Look for the string "June" in every line, and copy each line that has it.

[Chart and figure data]
════════════════

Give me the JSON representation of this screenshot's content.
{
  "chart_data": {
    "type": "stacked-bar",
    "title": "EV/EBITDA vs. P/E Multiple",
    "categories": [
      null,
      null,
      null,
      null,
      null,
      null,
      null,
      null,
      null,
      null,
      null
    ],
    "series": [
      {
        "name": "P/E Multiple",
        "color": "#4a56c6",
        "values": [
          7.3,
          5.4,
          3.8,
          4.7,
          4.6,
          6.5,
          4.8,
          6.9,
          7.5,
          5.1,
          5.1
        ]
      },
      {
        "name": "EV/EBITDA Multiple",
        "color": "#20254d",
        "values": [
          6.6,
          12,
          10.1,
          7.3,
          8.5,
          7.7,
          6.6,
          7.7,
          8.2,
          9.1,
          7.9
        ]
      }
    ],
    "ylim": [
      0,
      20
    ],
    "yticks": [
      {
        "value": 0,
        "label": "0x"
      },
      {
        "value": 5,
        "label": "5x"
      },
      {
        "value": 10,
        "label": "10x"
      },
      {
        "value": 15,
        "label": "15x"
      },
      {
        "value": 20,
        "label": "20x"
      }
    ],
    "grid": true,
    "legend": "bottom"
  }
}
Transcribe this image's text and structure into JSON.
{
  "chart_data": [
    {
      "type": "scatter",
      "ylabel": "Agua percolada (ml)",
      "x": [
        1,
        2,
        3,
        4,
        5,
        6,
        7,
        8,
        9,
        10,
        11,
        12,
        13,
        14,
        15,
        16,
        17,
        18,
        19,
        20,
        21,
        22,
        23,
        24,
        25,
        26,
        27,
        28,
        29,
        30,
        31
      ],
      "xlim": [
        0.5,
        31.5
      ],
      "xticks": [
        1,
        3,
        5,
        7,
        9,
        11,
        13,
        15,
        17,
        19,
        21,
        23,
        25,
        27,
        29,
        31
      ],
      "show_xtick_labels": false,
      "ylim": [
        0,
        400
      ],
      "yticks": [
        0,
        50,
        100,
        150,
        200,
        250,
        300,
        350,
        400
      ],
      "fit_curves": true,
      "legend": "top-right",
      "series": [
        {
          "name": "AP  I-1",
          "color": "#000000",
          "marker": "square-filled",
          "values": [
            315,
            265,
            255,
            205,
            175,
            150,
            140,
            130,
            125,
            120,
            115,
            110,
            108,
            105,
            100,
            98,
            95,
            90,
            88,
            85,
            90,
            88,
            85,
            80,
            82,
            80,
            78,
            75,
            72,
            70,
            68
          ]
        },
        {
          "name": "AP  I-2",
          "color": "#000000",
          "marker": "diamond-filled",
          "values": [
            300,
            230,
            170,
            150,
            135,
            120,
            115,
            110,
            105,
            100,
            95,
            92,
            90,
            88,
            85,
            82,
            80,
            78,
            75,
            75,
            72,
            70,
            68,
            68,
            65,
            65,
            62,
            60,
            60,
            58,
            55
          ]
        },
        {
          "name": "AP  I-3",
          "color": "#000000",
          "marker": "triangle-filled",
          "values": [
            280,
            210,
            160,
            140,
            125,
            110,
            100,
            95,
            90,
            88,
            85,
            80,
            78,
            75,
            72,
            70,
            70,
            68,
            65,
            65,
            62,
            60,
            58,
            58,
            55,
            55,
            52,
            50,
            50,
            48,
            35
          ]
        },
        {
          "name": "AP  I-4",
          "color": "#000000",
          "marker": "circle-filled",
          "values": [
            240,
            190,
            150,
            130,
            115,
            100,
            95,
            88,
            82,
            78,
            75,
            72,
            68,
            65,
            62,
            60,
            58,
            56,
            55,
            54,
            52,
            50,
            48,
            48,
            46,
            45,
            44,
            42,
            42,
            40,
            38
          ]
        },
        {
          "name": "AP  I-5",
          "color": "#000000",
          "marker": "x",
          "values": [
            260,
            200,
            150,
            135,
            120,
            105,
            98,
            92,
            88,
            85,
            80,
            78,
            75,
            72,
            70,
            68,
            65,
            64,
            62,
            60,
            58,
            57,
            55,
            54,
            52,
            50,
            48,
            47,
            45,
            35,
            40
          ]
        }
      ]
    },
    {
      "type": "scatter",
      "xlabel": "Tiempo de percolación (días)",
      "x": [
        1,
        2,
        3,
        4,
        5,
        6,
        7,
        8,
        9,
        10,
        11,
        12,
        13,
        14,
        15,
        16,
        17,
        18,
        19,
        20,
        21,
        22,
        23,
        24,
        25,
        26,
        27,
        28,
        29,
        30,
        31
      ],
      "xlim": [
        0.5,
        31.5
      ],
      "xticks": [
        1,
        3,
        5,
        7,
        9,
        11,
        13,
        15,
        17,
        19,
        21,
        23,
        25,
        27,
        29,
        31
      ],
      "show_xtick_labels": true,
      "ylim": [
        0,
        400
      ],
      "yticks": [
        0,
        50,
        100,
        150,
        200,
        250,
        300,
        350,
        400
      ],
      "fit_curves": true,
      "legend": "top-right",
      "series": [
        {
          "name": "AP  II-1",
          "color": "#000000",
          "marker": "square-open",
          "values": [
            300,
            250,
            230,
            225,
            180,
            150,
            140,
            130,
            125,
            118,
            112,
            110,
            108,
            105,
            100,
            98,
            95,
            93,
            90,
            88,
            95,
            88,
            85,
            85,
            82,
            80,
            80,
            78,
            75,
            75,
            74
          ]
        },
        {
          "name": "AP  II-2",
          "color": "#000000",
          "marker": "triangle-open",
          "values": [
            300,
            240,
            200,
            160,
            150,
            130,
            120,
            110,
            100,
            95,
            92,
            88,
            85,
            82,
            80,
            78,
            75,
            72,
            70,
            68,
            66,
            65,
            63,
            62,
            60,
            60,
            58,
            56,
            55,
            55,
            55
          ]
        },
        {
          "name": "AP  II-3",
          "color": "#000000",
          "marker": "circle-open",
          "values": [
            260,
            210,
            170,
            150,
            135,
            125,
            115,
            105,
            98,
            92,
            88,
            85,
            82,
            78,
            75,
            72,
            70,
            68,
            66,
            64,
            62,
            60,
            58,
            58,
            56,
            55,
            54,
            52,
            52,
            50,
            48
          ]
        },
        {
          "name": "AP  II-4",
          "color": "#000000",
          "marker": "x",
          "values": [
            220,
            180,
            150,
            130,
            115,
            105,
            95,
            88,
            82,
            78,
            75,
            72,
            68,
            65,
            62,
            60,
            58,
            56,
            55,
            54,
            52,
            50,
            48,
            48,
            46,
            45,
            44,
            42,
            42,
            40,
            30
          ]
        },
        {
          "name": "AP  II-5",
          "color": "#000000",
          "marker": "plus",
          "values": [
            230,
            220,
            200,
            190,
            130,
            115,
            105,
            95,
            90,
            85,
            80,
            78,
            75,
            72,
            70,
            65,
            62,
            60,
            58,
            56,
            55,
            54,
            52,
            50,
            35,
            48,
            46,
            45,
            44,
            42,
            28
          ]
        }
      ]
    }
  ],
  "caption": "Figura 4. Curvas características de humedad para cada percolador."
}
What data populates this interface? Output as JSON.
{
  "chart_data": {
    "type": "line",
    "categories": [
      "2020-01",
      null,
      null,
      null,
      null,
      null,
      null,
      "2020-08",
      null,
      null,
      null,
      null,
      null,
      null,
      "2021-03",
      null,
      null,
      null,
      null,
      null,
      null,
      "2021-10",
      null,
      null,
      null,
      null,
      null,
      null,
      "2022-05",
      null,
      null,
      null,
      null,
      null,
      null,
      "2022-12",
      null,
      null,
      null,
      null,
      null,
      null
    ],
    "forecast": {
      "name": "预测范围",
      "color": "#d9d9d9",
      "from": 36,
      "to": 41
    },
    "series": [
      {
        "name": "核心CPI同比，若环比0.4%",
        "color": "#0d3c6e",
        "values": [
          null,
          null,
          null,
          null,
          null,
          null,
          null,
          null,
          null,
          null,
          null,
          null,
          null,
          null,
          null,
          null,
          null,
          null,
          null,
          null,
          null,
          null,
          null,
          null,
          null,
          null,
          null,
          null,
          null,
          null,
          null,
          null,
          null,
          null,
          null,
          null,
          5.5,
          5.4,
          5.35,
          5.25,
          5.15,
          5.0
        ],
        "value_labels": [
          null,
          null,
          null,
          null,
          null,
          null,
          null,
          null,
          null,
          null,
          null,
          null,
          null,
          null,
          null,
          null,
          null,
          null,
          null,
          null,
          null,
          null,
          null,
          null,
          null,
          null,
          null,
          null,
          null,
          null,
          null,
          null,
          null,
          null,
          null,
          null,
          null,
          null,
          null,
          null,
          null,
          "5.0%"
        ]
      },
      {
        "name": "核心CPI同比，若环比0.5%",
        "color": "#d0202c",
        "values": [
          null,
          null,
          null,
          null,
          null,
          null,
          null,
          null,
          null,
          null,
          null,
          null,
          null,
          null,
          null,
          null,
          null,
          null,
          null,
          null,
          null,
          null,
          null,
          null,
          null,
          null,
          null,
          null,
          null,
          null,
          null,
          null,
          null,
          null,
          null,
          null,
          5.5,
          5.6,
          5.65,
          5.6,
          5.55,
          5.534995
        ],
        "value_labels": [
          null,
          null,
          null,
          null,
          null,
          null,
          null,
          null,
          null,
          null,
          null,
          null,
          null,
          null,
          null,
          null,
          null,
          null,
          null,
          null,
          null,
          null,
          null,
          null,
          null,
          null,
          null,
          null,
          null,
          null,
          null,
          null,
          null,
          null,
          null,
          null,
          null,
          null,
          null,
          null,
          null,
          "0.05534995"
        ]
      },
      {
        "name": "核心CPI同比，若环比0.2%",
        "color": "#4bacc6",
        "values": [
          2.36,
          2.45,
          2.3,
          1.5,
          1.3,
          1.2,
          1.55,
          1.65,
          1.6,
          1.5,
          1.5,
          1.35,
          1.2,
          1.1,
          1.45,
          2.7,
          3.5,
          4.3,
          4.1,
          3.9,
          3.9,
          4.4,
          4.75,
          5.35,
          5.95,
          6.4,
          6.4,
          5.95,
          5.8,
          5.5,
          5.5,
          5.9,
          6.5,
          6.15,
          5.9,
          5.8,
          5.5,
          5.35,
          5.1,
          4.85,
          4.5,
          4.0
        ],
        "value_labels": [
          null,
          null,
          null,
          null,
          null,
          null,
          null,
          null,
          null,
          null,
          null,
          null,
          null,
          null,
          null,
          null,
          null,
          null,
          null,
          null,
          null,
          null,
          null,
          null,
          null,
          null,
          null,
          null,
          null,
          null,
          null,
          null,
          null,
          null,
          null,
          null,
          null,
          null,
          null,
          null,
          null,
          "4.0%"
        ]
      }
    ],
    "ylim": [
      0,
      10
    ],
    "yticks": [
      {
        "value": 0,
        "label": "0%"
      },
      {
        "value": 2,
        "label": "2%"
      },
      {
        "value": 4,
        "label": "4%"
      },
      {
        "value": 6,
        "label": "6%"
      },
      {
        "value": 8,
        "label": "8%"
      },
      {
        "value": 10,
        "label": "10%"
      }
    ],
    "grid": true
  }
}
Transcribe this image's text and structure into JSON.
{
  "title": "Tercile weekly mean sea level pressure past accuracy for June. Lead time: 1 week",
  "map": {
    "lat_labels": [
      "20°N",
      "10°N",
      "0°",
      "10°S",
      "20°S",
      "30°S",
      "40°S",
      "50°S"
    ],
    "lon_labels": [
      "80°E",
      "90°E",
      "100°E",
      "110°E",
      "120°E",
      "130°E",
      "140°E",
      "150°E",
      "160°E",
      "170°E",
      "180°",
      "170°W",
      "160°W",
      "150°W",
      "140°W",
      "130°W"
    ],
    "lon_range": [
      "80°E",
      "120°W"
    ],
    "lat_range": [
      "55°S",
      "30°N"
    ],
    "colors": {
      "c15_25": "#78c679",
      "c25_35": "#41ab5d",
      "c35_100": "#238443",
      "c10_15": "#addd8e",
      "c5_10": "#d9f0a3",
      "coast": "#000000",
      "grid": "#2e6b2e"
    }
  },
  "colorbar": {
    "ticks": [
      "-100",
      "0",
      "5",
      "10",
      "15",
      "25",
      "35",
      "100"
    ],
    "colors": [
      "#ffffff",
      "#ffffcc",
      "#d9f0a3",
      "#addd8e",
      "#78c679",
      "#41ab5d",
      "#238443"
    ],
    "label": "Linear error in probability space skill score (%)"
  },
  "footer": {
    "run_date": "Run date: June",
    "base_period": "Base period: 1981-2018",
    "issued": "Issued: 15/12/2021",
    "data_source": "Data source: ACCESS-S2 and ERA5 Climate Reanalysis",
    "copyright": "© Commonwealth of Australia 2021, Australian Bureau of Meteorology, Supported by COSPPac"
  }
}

════════════════

-- Response to this exercise --
  "title": "Tercile weekly mean sea level pressure past accuracy for June. Lead time: 1 week",
    "run_date": "Run date: June",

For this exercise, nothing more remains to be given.